Your objective ▸
Omit the pictures, please, and give each record below again exactly.

Entries from a dataset ▸
========
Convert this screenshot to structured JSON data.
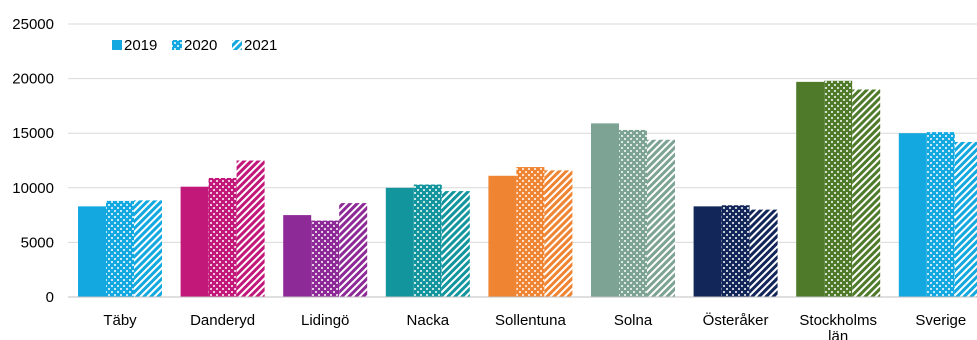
{
  "chart_data": {
    "type": "bar",
    "categories": [
      "Täby",
      "Danderyd",
      "Lidingö",
      "Nacka",
      "Sollentuna",
      "Solna",
      "Österåker",
      "Stockholms län",
      "Sverige"
    ],
    "category_lines": [
      [
        "Täby"
      ],
      [
        "Danderyd"
      ],
      [
        "Lidingö"
      ],
      [
        "Nacka"
      ],
      [
        "Sollentuna"
      ],
      [
        "Solna"
      ],
      [
        "Österåker"
      ],
      [
        "Stockholms",
        "län"
      ],
      [
        "Sverige"
      ]
    ],
    "series": [
      {
        "name": "2019",
        "values": [
          8300,
          10100,
          7500,
          10000,
          11100,
          15900,
          8300,
          19700,
          15000
        ]
      },
      {
        "name": "2020",
        "values": [
          8800,
          10900,
          7000,
          10300,
          11900,
          15300,
          8400,
          19800,
          15100
        ]
      },
      {
        "name": "2021",
        "values": [
          8850,
          12500,
          8600,
          9700,
          11600,
          14400,
          8000,
          19000,
          14200
        ]
      }
    ],
    "category_colors": [
      "#13a9e0",
      "#c2187a",
      "#8e2a97",
      "#12959d",
      "#ef8432",
      "#7da394",
      "#13265a",
      "#4e7a2a",
      "#13a9e0"
    ],
    "legend_color": "#13a9e0",
    "yticks": [
      0,
      5000,
      10000,
      15000,
      20000,
      25000
    ],
    "ylim": [
      0,
      25000
    ],
    "grid": true,
    "legend_position": "top-left",
    "title": "",
    "xlabel": "",
    "ylabel": ""
  }
}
========
Answer to the task ▸
Convert this screenshot to structured JSON data.
{
  "chart_data": {
    "type": "bar",
    "categories": [
      "Täby",
      "Danderyd",
      "Lidingö",
      "Nacka",
      "Sollentuna",
      "Solna",
      "Österåker",
      "Stockholms län",
      "Sverige"
    ],
    "category_lines": [
      [
        "Täby"
      ],
      [
        "Danderyd"
      ],
      [
        "Lidingö"
      ],
      [
        "Nacka"
      ],
      [
        "Sollentuna"
      ],
      [
        "Solna"
      ],
      [
        "Österåker"
      ],
      [
        "Stockholms",
        "län"
      ],
      [
        "Sverige"
      ]
    ],
    "series": [
      {
        "name": "2019",
        "values": [
          8300,
          10100,
          7500,
          10000,
          11100,
          15900,
          8300,
          19700,
          15000
        ]
      },
      {
        "name": "2020",
        "values": [
          8800,
          10900,
          7000,
          10300,
          11900,
          15300,
          8400,
          19800,
          15100
        ]
      },
      {
        "name": "2021",
        "values": [
          8850,
          12500,
          8600,
          9700,
          11600,
          14400,
          8000,
          19000,
          14200
        ]
      }
    ],
    "category_colors": [
      "#13a9e0",
      "#c2187a",
      "#8e2a97",
      "#12959d",
      "#ef8432",
      "#7da394",
      "#13265a",
      "#4e7a2a",
      "#13a9e0"
    ],
    "legend_color": "#13a9e0",
    "yticks": [
      0,
      5000,
      10000,
      15000,
      20000,
      25000
    ],
    "ylim": [
      0,
      25000
    ],
    "grid": true,
    "legend_position": "top-left",
    "title": "",
    "xlabel": "",
    "ylabel": ""
  }
}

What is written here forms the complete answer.